■ Task prompt: Write out the items word for word, from the first line through the line that contains "black-pawn-icon: ♟ (329, 309, 447, 462)", with both ends included.

Coordinate annotation items:
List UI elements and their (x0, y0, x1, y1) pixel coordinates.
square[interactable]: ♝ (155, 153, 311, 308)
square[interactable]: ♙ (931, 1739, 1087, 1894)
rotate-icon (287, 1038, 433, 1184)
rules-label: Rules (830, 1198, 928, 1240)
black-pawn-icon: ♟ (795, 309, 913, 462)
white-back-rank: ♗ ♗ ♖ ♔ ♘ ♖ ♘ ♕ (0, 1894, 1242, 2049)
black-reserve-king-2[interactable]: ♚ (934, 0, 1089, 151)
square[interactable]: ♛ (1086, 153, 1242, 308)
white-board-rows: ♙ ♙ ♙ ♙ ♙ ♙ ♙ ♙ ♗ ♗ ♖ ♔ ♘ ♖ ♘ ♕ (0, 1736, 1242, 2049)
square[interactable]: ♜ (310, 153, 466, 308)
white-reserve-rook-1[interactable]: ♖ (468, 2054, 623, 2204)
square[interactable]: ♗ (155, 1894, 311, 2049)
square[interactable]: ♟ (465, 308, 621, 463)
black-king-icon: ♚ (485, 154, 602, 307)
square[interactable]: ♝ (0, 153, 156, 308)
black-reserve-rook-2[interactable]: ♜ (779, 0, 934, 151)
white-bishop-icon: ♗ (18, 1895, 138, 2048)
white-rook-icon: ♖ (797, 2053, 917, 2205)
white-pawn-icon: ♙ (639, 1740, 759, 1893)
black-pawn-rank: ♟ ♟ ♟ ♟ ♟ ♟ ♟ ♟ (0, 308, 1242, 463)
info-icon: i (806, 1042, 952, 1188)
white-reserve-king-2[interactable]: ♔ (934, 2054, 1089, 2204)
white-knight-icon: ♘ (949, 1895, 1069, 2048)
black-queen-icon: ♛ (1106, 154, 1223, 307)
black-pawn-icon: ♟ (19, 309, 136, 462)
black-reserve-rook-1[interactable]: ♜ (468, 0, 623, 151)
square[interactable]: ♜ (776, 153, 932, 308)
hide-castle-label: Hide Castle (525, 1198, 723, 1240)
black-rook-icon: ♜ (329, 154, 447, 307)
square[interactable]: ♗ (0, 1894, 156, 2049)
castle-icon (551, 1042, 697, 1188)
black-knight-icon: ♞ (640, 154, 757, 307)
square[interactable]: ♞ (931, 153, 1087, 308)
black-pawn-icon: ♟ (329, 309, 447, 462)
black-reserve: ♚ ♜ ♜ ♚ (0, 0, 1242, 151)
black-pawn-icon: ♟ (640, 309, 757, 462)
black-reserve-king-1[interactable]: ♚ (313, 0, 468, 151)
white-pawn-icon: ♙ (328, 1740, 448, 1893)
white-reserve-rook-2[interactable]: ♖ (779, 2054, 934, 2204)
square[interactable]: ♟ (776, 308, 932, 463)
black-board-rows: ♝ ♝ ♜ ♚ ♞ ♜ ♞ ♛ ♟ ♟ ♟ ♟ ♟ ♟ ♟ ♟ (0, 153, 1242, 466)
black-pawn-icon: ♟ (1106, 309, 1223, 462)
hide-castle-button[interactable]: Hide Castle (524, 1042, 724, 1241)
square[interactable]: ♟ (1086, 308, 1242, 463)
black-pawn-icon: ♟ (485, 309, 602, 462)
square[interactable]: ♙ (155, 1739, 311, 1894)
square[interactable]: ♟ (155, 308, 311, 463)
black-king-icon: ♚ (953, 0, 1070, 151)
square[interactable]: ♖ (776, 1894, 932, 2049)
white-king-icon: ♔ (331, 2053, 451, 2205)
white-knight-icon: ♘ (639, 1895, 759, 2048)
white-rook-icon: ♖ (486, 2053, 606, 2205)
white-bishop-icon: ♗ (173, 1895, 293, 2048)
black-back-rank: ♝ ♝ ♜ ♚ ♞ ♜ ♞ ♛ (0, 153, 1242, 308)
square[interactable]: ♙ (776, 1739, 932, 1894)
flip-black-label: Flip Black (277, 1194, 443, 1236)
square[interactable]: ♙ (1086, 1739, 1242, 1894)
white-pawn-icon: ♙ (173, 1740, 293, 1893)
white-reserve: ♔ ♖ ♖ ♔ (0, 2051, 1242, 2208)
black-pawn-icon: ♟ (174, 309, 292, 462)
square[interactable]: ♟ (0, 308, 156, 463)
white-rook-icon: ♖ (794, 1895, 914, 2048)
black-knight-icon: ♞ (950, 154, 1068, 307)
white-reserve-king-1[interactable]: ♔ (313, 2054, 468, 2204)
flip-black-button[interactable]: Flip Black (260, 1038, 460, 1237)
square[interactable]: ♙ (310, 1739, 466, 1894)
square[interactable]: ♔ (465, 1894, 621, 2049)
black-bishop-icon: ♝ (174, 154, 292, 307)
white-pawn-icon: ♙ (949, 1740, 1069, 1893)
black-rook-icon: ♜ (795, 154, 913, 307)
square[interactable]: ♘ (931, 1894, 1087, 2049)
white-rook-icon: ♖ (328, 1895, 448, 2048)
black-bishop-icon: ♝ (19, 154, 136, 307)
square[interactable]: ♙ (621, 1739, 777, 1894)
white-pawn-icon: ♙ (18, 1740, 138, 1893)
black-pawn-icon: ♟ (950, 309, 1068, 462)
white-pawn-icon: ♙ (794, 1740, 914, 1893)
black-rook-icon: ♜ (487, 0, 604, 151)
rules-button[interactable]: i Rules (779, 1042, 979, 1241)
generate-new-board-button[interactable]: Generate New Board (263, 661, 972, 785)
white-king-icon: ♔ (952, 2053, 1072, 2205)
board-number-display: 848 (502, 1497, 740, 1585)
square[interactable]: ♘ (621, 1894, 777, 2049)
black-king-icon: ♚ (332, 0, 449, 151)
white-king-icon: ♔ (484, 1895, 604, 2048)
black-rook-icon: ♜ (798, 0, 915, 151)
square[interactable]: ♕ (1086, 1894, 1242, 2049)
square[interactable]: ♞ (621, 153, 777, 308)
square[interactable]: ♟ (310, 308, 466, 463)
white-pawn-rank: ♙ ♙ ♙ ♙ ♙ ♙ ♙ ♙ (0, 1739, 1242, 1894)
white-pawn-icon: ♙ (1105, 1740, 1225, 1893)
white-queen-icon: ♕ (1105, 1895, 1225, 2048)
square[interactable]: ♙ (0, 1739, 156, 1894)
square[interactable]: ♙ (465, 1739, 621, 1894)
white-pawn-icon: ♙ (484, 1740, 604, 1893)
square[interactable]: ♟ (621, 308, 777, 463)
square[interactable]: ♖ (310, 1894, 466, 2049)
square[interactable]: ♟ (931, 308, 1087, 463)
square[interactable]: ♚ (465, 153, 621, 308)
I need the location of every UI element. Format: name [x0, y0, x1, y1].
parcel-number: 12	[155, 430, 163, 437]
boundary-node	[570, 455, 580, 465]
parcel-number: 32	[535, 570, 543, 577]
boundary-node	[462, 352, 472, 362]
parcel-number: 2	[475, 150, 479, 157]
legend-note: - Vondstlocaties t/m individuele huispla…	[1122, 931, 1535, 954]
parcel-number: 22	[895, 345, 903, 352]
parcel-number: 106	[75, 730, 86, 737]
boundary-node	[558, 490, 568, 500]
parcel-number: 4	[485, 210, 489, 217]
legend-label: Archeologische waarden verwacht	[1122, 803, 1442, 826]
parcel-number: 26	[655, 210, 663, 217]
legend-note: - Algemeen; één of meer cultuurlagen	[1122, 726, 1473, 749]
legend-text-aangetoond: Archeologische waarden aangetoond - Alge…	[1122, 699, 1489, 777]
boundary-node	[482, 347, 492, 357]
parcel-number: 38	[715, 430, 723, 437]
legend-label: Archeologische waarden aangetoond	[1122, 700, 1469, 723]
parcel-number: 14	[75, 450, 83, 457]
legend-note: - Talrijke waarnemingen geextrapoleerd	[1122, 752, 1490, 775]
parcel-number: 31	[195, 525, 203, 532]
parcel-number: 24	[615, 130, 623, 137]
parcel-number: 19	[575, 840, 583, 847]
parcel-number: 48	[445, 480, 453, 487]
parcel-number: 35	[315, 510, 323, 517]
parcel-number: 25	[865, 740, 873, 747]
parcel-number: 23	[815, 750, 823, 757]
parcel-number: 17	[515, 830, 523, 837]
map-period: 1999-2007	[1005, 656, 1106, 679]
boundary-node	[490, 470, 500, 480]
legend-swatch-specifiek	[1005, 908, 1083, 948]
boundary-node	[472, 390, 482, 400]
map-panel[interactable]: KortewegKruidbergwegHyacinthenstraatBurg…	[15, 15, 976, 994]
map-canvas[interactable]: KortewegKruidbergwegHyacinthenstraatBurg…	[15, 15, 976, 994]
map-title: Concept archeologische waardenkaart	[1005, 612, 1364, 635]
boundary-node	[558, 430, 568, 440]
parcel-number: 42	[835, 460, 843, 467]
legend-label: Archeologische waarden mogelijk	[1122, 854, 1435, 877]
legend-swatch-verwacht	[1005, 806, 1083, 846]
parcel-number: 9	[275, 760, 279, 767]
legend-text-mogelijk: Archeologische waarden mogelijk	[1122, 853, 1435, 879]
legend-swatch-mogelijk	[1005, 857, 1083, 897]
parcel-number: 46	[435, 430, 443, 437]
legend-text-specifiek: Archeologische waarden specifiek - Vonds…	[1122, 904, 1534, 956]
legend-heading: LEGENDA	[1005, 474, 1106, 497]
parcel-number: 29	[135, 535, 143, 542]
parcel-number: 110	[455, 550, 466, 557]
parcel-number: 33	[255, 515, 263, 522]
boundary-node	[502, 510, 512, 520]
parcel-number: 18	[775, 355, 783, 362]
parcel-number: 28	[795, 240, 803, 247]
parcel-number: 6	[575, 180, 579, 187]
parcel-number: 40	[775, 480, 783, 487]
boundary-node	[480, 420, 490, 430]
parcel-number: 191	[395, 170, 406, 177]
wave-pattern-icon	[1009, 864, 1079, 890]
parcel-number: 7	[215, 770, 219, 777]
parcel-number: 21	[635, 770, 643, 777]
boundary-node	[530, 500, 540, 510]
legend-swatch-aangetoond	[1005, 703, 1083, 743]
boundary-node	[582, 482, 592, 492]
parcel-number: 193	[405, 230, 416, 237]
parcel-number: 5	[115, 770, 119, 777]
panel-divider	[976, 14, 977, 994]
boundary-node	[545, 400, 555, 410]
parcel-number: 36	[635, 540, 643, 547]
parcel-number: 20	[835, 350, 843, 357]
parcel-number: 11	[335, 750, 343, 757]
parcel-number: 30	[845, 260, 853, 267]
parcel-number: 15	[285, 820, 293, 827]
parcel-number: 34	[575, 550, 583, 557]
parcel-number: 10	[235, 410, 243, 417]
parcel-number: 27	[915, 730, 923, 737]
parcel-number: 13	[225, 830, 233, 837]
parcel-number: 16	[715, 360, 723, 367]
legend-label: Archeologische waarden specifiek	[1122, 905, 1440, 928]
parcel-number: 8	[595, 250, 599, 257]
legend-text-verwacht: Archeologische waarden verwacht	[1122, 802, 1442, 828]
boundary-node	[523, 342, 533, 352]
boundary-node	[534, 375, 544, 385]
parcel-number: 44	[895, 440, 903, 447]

■ Exercise response:
List UI elements and their (x0, y0, x1, y1) pixel coordinates.
square[interactable]: ♝ (155, 153, 311, 308)
square[interactable]: ♙ (931, 1739, 1087, 1894)
rotate-icon (287, 1038, 433, 1184)
rules-label: Rules (830, 1198, 928, 1240)
black-pawn-icon: ♟ (795, 309, 913, 462)
white-back-rank: ♗ ♗ ♖ ♔ ♘ ♖ ♘ ♕ (0, 1894, 1242, 2049)
black-reserve-king-2[interactable]: ♚ (934, 0, 1089, 151)
square[interactable]: ♛ (1086, 153, 1242, 308)
white-board-rows: ♙ ♙ ♙ ♙ ♙ ♙ ♙ ♙ ♗ ♗ ♖ ♔ ♘ ♖ ♘ ♕ (0, 1736, 1242, 2049)
square[interactable]: ♜ (310, 153, 466, 308)
white-reserve-rook-1[interactable]: ♖ (468, 2054, 623, 2204)
square[interactable]: ♗ (155, 1894, 311, 2049)
square[interactable]: ♟ (465, 308, 621, 463)
black-king-icon: ♚ (485, 154, 602, 307)
square[interactable]: ♝ (0, 153, 156, 308)
black-reserve-rook-2[interactable]: ♜ (779, 0, 934, 151)
white-bishop-icon: ♗ (18, 1895, 138, 2048)
white-rook-icon: ♖ (797, 2053, 917, 2205)
white-pawn-icon: ♙ (639, 1740, 759, 1893)
black-pawn-rank: ♟ ♟ ♟ ♟ ♟ ♟ ♟ ♟ (0, 308, 1242, 463)
info-icon: i (806, 1042, 952, 1188)
white-reserve-king-2[interactable]: ♔ (934, 2054, 1089, 2204)
white-knight-icon: ♘ (949, 1895, 1069, 2048)
black-queen-icon: ♛ (1106, 154, 1223, 307)
black-pawn-icon: ♟ (19, 309, 136, 462)
black-reserve-rook-1[interactable]: ♜ (468, 0, 623, 151)
square[interactable]: ♜ (776, 153, 932, 308)
hide-castle-label: Hide Castle (525, 1198, 723, 1240)
black-rook-icon: ♜ (329, 154, 447, 307)
square[interactable]: ♗ (0, 1894, 156, 2049)
castle-icon (551, 1042, 697, 1188)
black-knight-icon: ♞ (640, 154, 757, 307)
square[interactable]: ♞ (931, 153, 1087, 308)
black-pawn-icon: ♟ (329, 309, 447, 462)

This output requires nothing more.